<<<<

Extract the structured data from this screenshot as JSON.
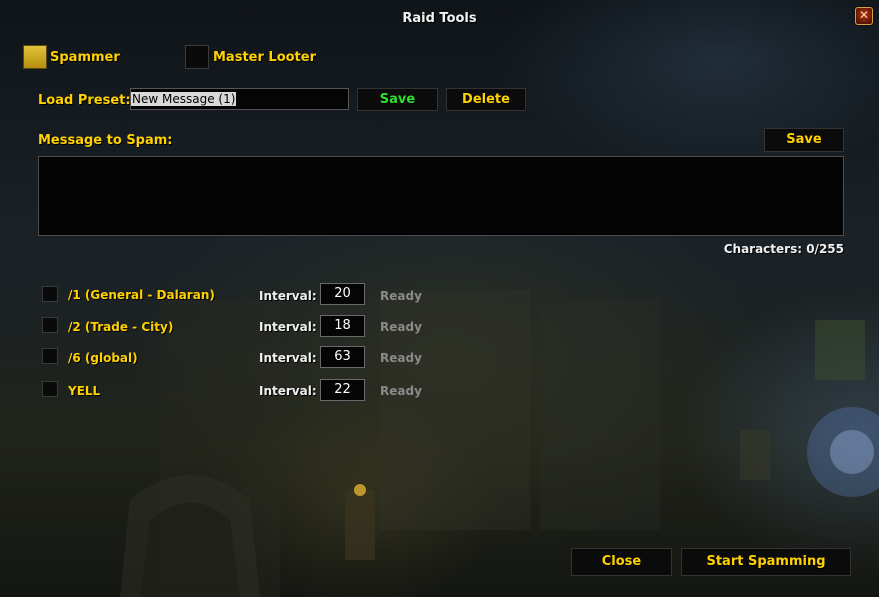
{
  "window": {
    "title": "Raid Tools",
    "close_glyph": "✕"
  },
  "tabs": {
    "spammer_label": "Spammer",
    "master_looter_label": "Master Looter"
  },
  "preset": {
    "label": "Load Preset:",
    "value": "New Message (1)",
    "save_label": "Save",
    "delete_label": "Delete"
  },
  "message": {
    "label": "Message to Spam:",
    "save_label": "Save",
    "text": "",
    "char_count": "Characters: 0/255"
  },
  "channels": [
    {
      "name": "/1 (General - Dalaran)",
      "interval_label": "Interval:",
      "interval": "20",
      "status": "Ready",
      "checked": false
    },
    {
      "name": "/2 (Trade - City)",
      "interval_label": "Interval:",
      "interval": "18",
      "status": "Ready",
      "checked": false
    },
    {
      "name": "/6 (global)",
      "interval_label": "Interval:",
      "interval": "63",
      "status": "Ready",
      "checked": false
    },
    {
      "name": "YELL",
      "interval_label": "Interval:",
      "interval": "22",
      "status": "Ready",
      "checked": false
    }
  ],
  "footer": {
    "close_label": "Close",
    "start_label": "Start Spamming"
  },
  "colors": {
    "gold": "#ffd100",
    "green": "#2ee02e",
    "ready": "#8a8a8a",
    "close_icon": "#b8350f"
  }
}
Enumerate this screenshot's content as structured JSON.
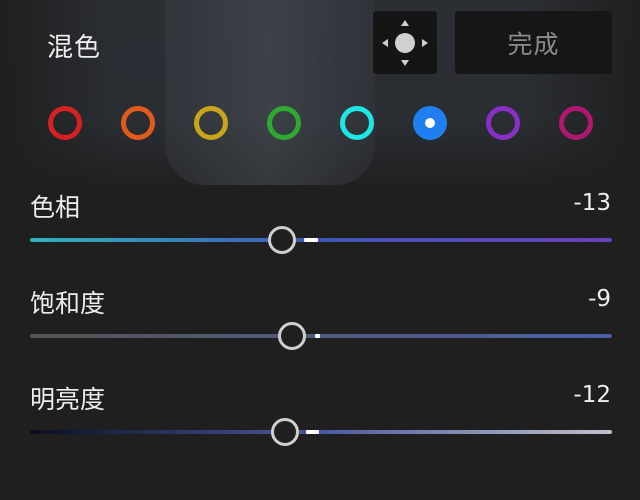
{
  "header": {
    "title": "混色",
    "target_tool_icon": "move-target-icon",
    "done_label": "完成"
  },
  "swatches": [
    {
      "name": "red",
      "color": "#d42121",
      "selected": false
    },
    {
      "name": "orange",
      "color": "#e05a1b",
      "selected": false
    },
    {
      "name": "yellow",
      "color": "#c8a51a",
      "selected": false
    },
    {
      "name": "green",
      "color": "#2ea82e",
      "selected": false
    },
    {
      "name": "aqua",
      "color": "#1fe6e6",
      "selected": false
    },
    {
      "name": "blue",
      "color": "#1f7ff0",
      "selected": true
    },
    {
      "name": "purple",
      "color": "#8a2fc4",
      "selected": false
    },
    {
      "name": "magenta",
      "color": "#b0176f",
      "selected": false
    }
  ],
  "controls": {
    "hue": {
      "label": "色相",
      "value": "-13",
      "colors": [
        "#2fb3bd",
        "#3f55b5",
        "#6a3fc0"
      ]
    },
    "saturation": {
      "label": "饱和度",
      "value": "-9",
      "colors": [
        "#555555",
        "#4a5fa8"
      ]
    },
    "luminance": {
      "label": "明亮度",
      "value": "-12",
      "colors": [
        "#0b0f22",
        "#4a5aa0",
        "#c0c0c8"
      ]
    }
  }
}
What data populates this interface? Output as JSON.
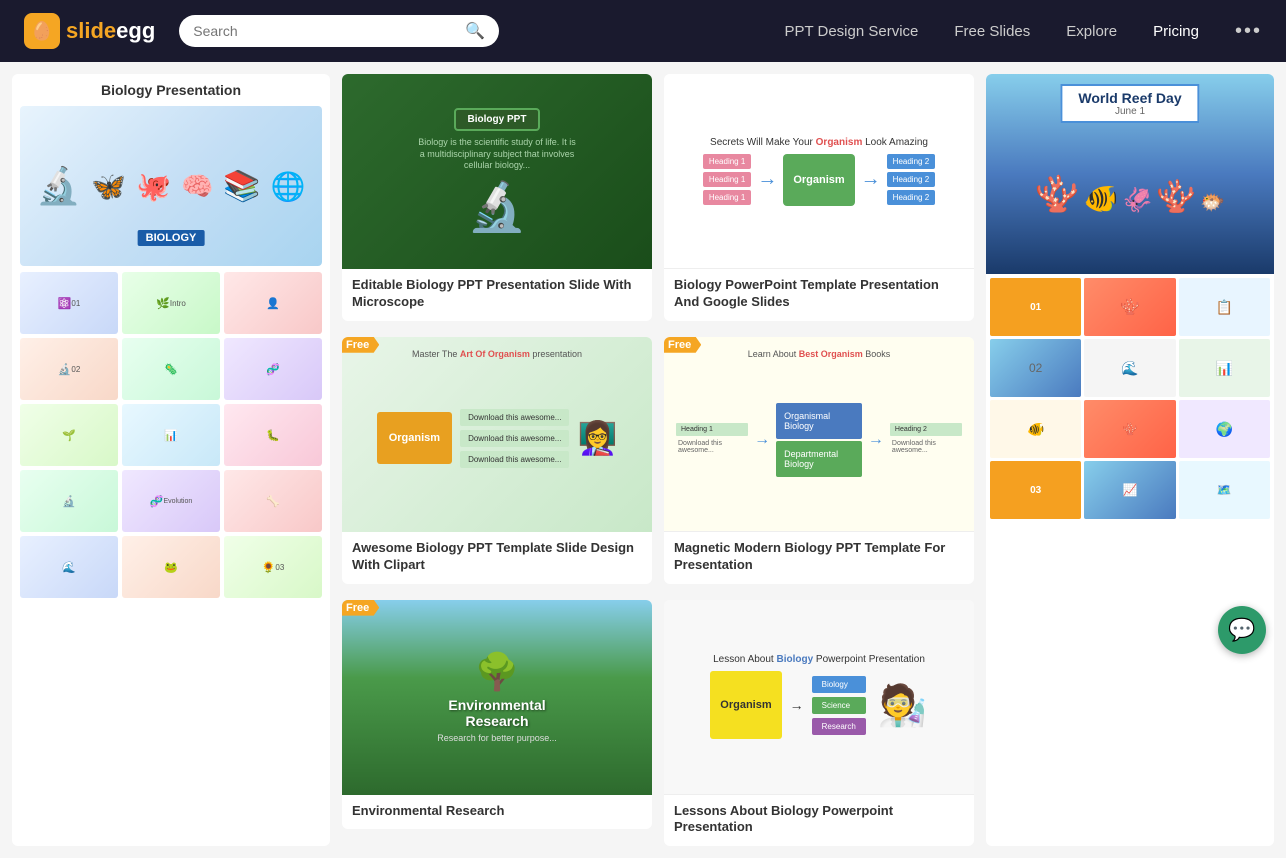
{
  "header": {
    "logo_text": "slideegg",
    "logo_icon": "🥚",
    "search_placeholder": "Search",
    "nav": {
      "ppt_design": "PPT Design Service",
      "free_slides": "Free Slides",
      "explore": "Explore",
      "pricing": "Pricing"
    }
  },
  "left_deck": {
    "title": "Biology Presentation",
    "slide_count": "Slide deck preview"
  },
  "templates": {
    "col1": [
      {
        "id": "bio-microscope",
        "free": false,
        "title": "Editable Biology PPT Presentation Slide With Microscope",
        "type": "microscope"
      },
      {
        "id": "bio-awesome",
        "free": true,
        "title": "Awesome Biology PPT Template Slide Design With Clipart",
        "type": "organism-diagram"
      },
      {
        "id": "env-research",
        "free": true,
        "title": "Environmental Research",
        "type": "environment"
      }
    ],
    "col2": [
      {
        "id": "bio-powerpoint",
        "free": false,
        "title": "Biology PowerPoint Template Presentation And Google Slides",
        "type": "secrets"
      },
      {
        "id": "bio-magnetic",
        "free": true,
        "title": "Magnetic Modern Biology PPT Template For Presentation",
        "type": "organism-arrows"
      },
      {
        "id": "bio-lesson",
        "free": false,
        "title": "Lessons About Biology Powerpoint Presentation",
        "type": "lesson"
      }
    ]
  },
  "right_deck": {
    "title": "World Reef Day",
    "subtitle": "June 1"
  },
  "badges": {
    "free": "Free"
  },
  "labels": {
    "biology": "BIOLOGY",
    "organism": "Organism",
    "bio_ppt": "Biology PPT",
    "heading1": "Heading 1",
    "heading2": "Heading 2",
    "org_bio": "Organismal Biology",
    "dep_bio": "Departmental Biology"
  }
}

>>>>

Problem statement: Among the entries above, identify all lines with "name" and copy them.

Response to this task:
      "name": "/1 (General - Dalaran)",
      "name": "/2 (Trade - City)",
      "name": "/6 (global)",
      "name": "YELL",
      "name": "red",
      "name": "orange",
      "name": "yellow",
      "name": "green",
      "name": "aqua",
      "name": "blue",
      "name": "purple",
      "name": "magenta",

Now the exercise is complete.